AIM OF THE TASK:
Restate all of the entries exactly, dropping any pictures they hold.

DATASET ENTRIES:
■ ■ ■ ■

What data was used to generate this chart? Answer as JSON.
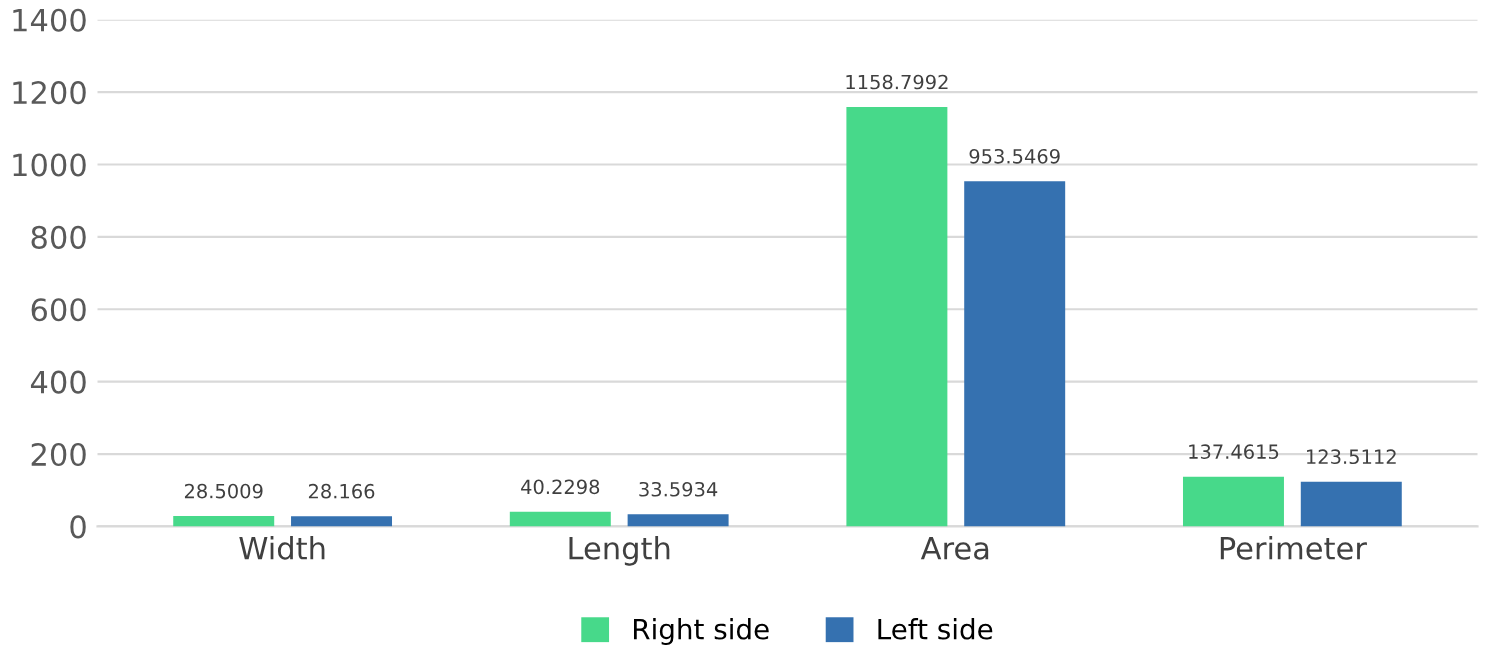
{
  "chart_data": {
    "type": "bar",
    "categories": [
      "Width",
      "Length",
      "Area",
      "Perimeter"
    ],
    "series": [
      {
        "name": "Right side",
        "color": "#47d98a",
        "values": [
          28.5009,
          40.2298,
          1158.7992,
          137.4615
        ]
      },
      {
        "name": "Left side",
        "color": "#3571b0",
        "values": [
          28.166,
          33.5934,
          953.5469,
          123.5112
        ]
      }
    ],
    "ylim": [
      0,
      1400
    ],
    "yticks": [
      0,
      200,
      400,
      600,
      800,
      1000,
      1200,
      1400
    ],
    "grid": "y",
    "legend": "bottom",
    "data_labels": true
  }
}
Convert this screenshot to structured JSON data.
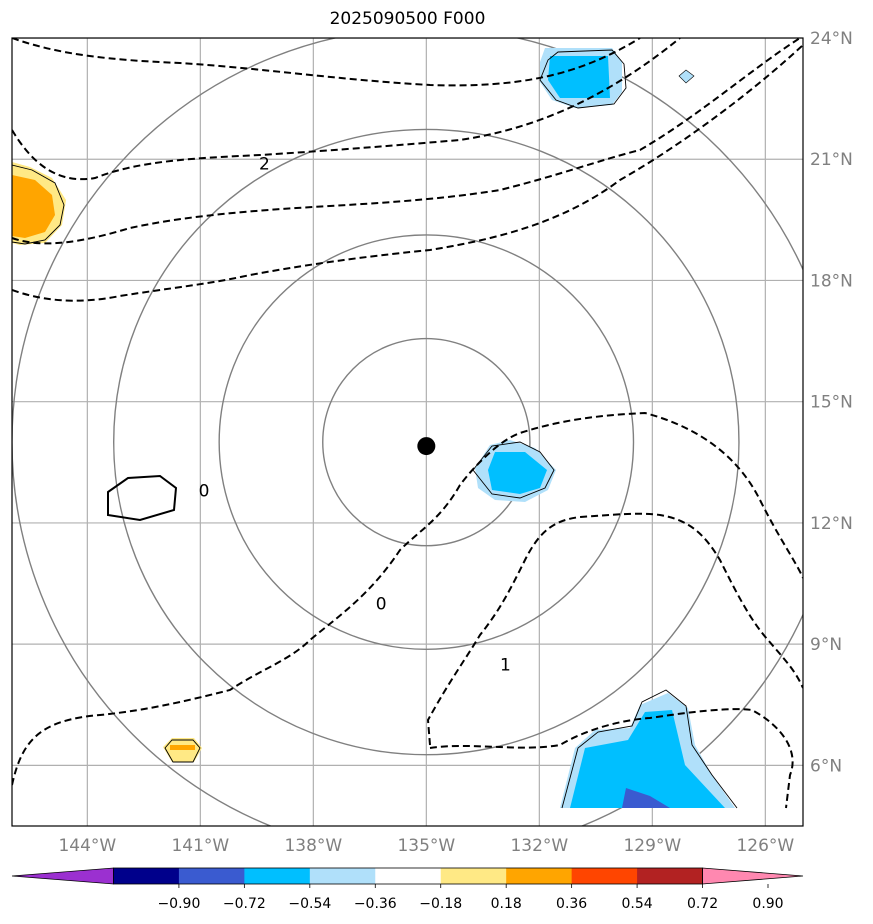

■ ■ ■ ■

THE COMPLETED TASK:
What data was used to generate this chart? Answer as JSON.
{
  "chart_data": {
    "type": "bar",
    "categories": [
      "Width",
      "Length",
      "Area",
      "Perimeter"
    ],
    "series": [
      {
        "name": "Right side",
        "color": "#47d98a",
        "values": [
          28.5009,
          40.2298,
          1158.7992,
          137.4615
        ]
      },
      {
        "name": "Left side",
        "color": "#3571b0",
        "values": [
          28.166,
          33.5934,
          953.5469,
          123.5112
        ]
      }
    ],
    "ylim": [
      0,
      1400
    ],
    "yticks": [
      0,
      200,
      400,
      600,
      800,
      1000,
      1200,
      1400
    ],
    "grid": "y",
    "legend": "bottom",
    "data_labels": true
  }
}
Convert this screenshot to structured JSON data.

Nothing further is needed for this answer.